***** RECORDS TO PROCESS

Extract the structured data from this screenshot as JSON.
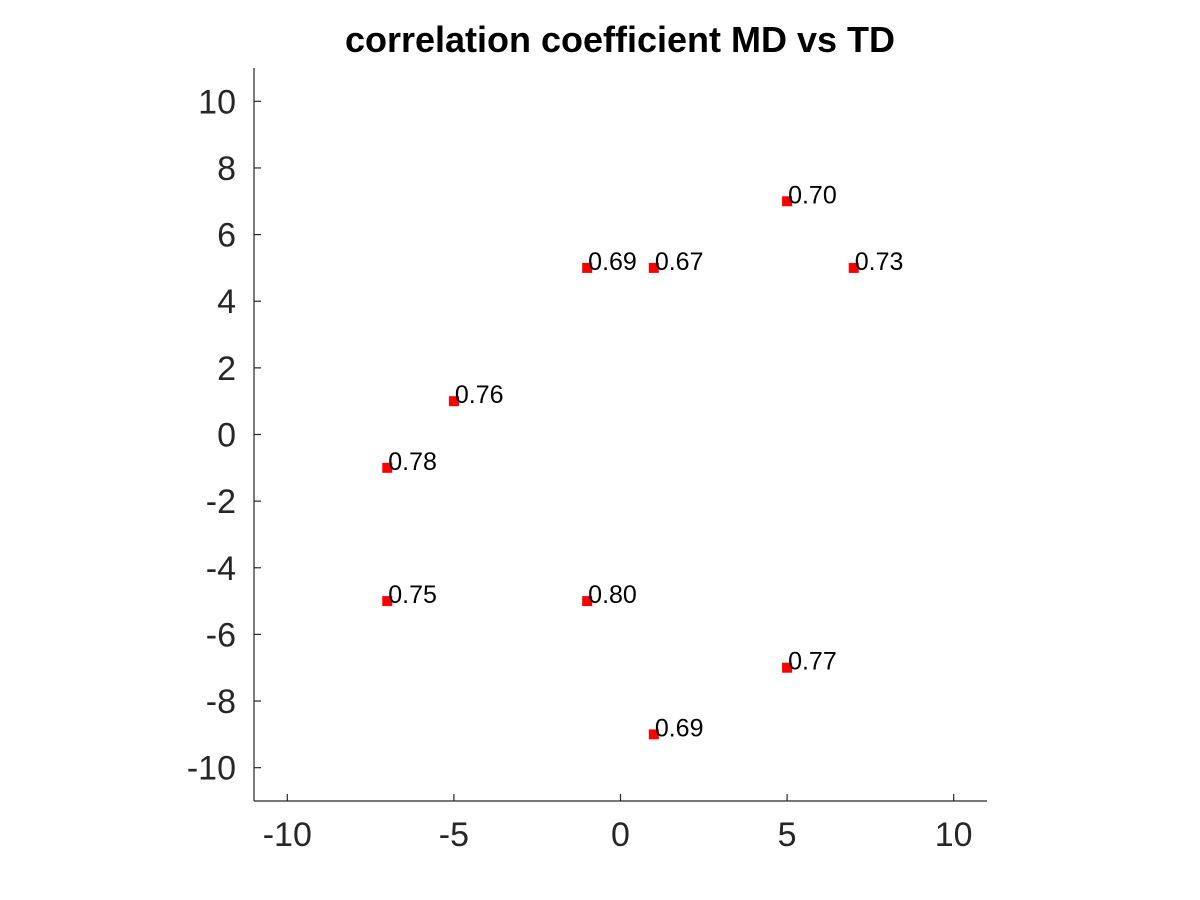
{
  "chart_data": {
    "type": "scatter",
    "title": "correlation coefficient MD vs TD",
    "xlabel": "",
    "ylabel": "",
    "xlim": [
      -11,
      11
    ],
    "ylim": [
      -11,
      11
    ],
    "x_ticks": [
      -10,
      -5,
      0,
      5,
      10
    ],
    "y_ticks": [
      -10,
      -8,
      -6,
      -4,
      -2,
      0,
      2,
      4,
      6,
      8,
      10
    ],
    "grid": false,
    "marker": "square",
    "marker_color": "#ff0000",
    "points": [
      {
        "x": 5,
        "y": 7,
        "label": "0.70"
      },
      {
        "x": -1,
        "y": 5,
        "label": "0.69"
      },
      {
        "x": 1,
        "y": 5,
        "label": "0.67"
      },
      {
        "x": 7,
        "y": 5,
        "label": "0.73"
      },
      {
        "x": -5,
        "y": 1,
        "label": "0.76"
      },
      {
        "x": -7,
        "y": -1,
        "label": "0.78"
      },
      {
        "x": -7,
        "y": -5,
        "label": "0.75"
      },
      {
        "x": -1,
        "y": -5,
        "label": "0.80"
      },
      {
        "x": 5,
        "y": -7,
        "label": "0.77"
      },
      {
        "x": 1,
        "y": -9,
        "label": "0.69"
      }
    ]
  }
}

**********

== DIRECTIONS ==
Omit every picture while copying the listing above exactly.

== WRITTEN REPLY ==
Extract the structured data from this screenshot as JSON.
{
  "chart_data": {
    "type": "scatter",
    "title": "correlation coefficient MD vs TD",
    "xlabel": "",
    "ylabel": "",
    "xlim": [
      -11,
      11
    ],
    "ylim": [
      -11,
      11
    ],
    "x_ticks": [
      -10,
      -5,
      0,
      5,
      10
    ],
    "y_ticks": [
      -10,
      -8,
      -6,
      -4,
      -2,
      0,
      2,
      4,
      6,
      8,
      10
    ],
    "grid": false,
    "marker": "square",
    "marker_color": "#ff0000",
    "points": [
      {
        "x": 5,
        "y": 7,
        "label": "0.70"
      },
      {
        "x": -1,
        "y": 5,
        "label": "0.69"
      },
      {
        "x": 1,
        "y": 5,
        "label": "0.67"
      },
      {
        "x": 7,
        "y": 5,
        "label": "0.73"
      },
      {
        "x": -5,
        "y": 1,
        "label": "0.76"
      },
      {
        "x": -7,
        "y": -1,
        "label": "0.78"
      },
      {
        "x": -7,
        "y": -5,
        "label": "0.75"
      },
      {
        "x": -1,
        "y": -5,
        "label": "0.80"
      },
      {
        "x": 5,
        "y": -7,
        "label": "0.77"
      },
      {
        "x": 1,
        "y": -9,
        "label": "0.69"
      }
    ]
  }
}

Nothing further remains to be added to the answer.